Short exercise >> Copy the data word for word, keeping every line.

Records supplied >>
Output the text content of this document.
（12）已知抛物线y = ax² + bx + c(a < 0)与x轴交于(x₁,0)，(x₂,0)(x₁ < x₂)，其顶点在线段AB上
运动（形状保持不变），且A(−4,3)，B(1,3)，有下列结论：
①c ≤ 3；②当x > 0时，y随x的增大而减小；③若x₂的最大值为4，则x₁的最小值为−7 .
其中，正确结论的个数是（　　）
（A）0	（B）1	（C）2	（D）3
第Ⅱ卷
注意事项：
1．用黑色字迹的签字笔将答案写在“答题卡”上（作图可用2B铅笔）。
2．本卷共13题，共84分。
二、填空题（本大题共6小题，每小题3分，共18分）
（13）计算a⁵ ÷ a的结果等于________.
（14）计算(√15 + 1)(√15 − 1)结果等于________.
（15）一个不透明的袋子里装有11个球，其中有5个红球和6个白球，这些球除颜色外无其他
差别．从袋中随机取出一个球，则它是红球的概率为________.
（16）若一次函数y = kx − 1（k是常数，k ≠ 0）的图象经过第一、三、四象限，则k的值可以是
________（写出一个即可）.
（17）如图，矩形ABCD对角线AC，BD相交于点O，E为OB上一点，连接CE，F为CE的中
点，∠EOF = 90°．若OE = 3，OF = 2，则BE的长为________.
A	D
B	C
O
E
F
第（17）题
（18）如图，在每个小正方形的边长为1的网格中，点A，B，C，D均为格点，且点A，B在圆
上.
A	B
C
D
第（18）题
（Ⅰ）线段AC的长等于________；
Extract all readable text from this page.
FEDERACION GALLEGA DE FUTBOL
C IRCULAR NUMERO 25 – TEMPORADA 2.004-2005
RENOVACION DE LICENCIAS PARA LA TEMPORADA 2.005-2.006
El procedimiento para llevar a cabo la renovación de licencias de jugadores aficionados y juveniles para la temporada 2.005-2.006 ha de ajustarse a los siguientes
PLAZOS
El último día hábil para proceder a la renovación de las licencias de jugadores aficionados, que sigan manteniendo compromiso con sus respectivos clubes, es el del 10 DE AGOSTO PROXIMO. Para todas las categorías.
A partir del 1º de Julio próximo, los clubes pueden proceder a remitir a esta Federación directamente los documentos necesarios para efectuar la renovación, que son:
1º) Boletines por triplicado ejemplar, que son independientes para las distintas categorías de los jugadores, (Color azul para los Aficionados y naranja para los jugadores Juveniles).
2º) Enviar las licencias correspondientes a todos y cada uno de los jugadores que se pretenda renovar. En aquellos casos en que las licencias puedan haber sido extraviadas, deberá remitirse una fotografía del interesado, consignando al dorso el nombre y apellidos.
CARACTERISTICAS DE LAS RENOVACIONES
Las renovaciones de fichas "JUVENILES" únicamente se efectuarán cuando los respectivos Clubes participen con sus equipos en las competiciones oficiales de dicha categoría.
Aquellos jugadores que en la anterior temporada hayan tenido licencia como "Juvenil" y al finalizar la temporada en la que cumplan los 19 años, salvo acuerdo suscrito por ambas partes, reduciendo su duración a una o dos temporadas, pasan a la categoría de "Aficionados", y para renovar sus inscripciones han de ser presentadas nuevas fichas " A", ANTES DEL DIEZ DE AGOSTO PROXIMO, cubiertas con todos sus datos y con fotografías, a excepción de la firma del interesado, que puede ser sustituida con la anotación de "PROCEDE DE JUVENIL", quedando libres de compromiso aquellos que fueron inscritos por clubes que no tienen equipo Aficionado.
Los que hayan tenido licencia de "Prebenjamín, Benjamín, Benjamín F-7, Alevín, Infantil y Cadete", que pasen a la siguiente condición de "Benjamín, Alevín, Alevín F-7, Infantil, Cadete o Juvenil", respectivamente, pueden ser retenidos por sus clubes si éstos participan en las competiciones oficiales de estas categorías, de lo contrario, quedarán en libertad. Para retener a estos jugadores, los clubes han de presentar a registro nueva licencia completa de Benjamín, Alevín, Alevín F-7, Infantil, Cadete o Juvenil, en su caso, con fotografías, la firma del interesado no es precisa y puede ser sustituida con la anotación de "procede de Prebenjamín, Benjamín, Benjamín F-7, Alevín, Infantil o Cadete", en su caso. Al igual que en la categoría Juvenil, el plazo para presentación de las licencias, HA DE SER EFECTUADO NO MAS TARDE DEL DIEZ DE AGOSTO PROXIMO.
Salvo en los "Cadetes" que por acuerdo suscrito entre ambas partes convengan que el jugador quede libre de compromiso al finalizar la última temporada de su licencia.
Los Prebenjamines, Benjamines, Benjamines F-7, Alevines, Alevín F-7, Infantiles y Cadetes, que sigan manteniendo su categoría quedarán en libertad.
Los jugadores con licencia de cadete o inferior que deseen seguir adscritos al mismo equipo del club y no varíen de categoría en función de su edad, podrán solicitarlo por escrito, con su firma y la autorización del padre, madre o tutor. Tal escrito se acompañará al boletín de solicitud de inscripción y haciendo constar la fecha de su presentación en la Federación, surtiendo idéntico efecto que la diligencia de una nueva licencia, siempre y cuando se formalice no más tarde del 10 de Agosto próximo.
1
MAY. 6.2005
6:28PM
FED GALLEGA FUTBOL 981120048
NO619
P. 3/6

Response to this exercise >>
Output the text content of this document.
（12）已知抛物线y = ax² + bx + c(a < 0)与x轴交于(x₁,0)，(x₂,0)(x₁ < x₂)，其顶点在线段AB上
运动（形状保持不变），且A(−4,3)，B(1,3)，有下列结论：
①c ≤ 3；②当x > 0时，y随x的增大而减小；③若x₂的最大值为4，则x₁的最小值为−7 .
其中，正确结论的个数是（　　）
（A）0	（B）1	（C）2	（D）3
第Ⅱ卷
注意事项：
1．用黑色字迹的签字笔将答案写在“答题卡”上（作图可用2B铅笔）。
2．本卷共13题，共84分。
二、填空题（本大题共6小题，每小题3分，共18分）
（13）计算a⁵ ÷ a的结果等于________.
（14）计算(√15 + 1)(√15 − 1)结果等于________.
（15）一个不透明的袋子里装有11个球，其中有5个红球和6个白球，这些球除颜色外无其他
差别．从袋中随机取出一个球，则它是红球的概率为________.
（16）若一次函数y = kx − 1（k是常数，k ≠ 0）的图象经过第一、三、四象限，则k的值可以是
________（写出一个即可）.
（17）如图，矩形ABCD对角线AC，BD相交于点O，E为OB上一点，连接CE，F为CE的中
点，∠EOF = 90°．若OE = 3，OF = 2，则BE的长为________.
A	D
B	C
O
E
F
第（17）题
（18）如图，在每个小正方形的边长为1的网格中，点A，B，C，D均为格点，且点A，B在圆
上.
A	B
C
D
第（18）题
（Ⅰ）线段AC的长等于________；
Extract all readable text from this page.
FEDERACION GALLEGA DE FUTBOL
C IRCULAR NUMERO 25 – TEMPORADA 2.004-2005
RENOVACION DE LICENCIAS PARA LA TEMPORADA 2.005-2.006
El procedimiento para llevar a cabo la renovación de licencias de jugadores aficionados y juveniles para la temporada 2.005-2.006 ha de ajustarse a los siguientes
PLAZOS
El último día hábil para proceder a la renovación de las licencias de jugadores aficionados, que sigan manteniendo compromiso con sus respectivos clubes, es el del 10 DE AGOSTO PROXIMO. Para todas las categorías.
A partir del 1º de Julio próximo, los clubes pueden proceder a remitir a esta Federación directamente los documentos necesarios para efectuar la renovación, que son:
1º) Boletines por triplicado ejemplar, que son independientes para las distintas categorías de los jugadores, (Color azul para los Aficionados y naranja para los jugadores Juveniles).
2º) Enviar las licencias correspondientes a todos y cada uno de los jugadores que se pretenda renovar. En aquellos casos en que las licencias puedan haber sido extraviadas, deberá remitirse una fotografía del interesado, consignando al dorso el nombre y apellidos.
CARACTERISTICAS DE LAS RENOVACIONES
Las renovaciones de fichas "JUVENILES" únicamente se efectuarán cuando los respectivos Clubes participen con sus equipos en las competiciones oficiales de dicha categoría.
Aquellos jugadores que en la anterior temporada hayan tenido licencia como "Juvenil" y al finalizar la temporada en la que cumplan los 19 años, salvo acuerdo suscrito por ambas partes, reduciendo su duración a una o dos temporadas, pasan a la categoría de "Aficionados", y para renovar sus inscripciones han de ser presentadas nuevas fichas " A", ANTES DEL DIEZ DE AGOSTO PROXIMO, cubiertas con todos sus datos y con fotografías, a excepción de la firma del interesado, que puede ser sustituida con la anotación de "PROCEDE DE JUVENIL", quedando libres de compromiso aquellos que fueron inscritos por clubes que no tienen equipo Aficionado.
Los que hayan tenido licencia de "Prebenjamín, Benjamín, Benjamín F-7, Alevín, Infantil y Cadete", que pasen a la siguiente condición de "Benjamín, Alevín, Alevín F-7, Infantil, Cadete o Juvenil", respectivamente, pueden ser retenidos por sus clubes si éstos participan en las competiciones oficiales de estas categorías, de lo contrario, quedarán en libertad. Para retener a estos jugadores, los clubes han de presentar a registro nueva licencia completa de Benjamín, Alevín, Alevín F-7, Infantil, Cadete o Juvenil, en su caso, con fotografías, la firma del interesado no es precisa y puede ser sustituida con la anotación de "procede de Prebenjamín, Benjamín, Benjamín F-7, Alevín, Infantil o Cadete", en su caso. Al igual que en la categoría Juvenil, el plazo para presentación de las licencias, HA DE SER EFECTUADO NO MAS TARDE DEL DIEZ DE AGOSTO PROXIMO.
Salvo en los "Cadetes" que por acuerdo suscrito entre ambas partes convengan que el jugador quede libre de compromiso al finalizar la última temporada de su licencia.
Los Prebenjamines, Benjamines, Benjamines F-7, Alevines, Alevín F-7, Infantiles y Cadetes, que sigan manteniendo su categoría quedarán en libertad.
Los jugadores con licencia de cadete o inferior que deseen seguir adscritos al mismo equipo del club y no varíen de categoría en función de su edad, podrán solicitarlo por escrito, con su firma y la autorización del padre, madre o tutor. Tal escrito se acompañará al boletín de solicitud de inscripción y haciendo constar la fecha de su presentación en la Federación, surtiendo idéntico efecto que la diligencia de una nueva licencia, siempre y cuando se formalice no más tarde del 10 de Agosto próximo.
1
MAY. 6.2005
6:28PM
FED GALLEGA FUTBOL 981120048
NO619
P. 3/6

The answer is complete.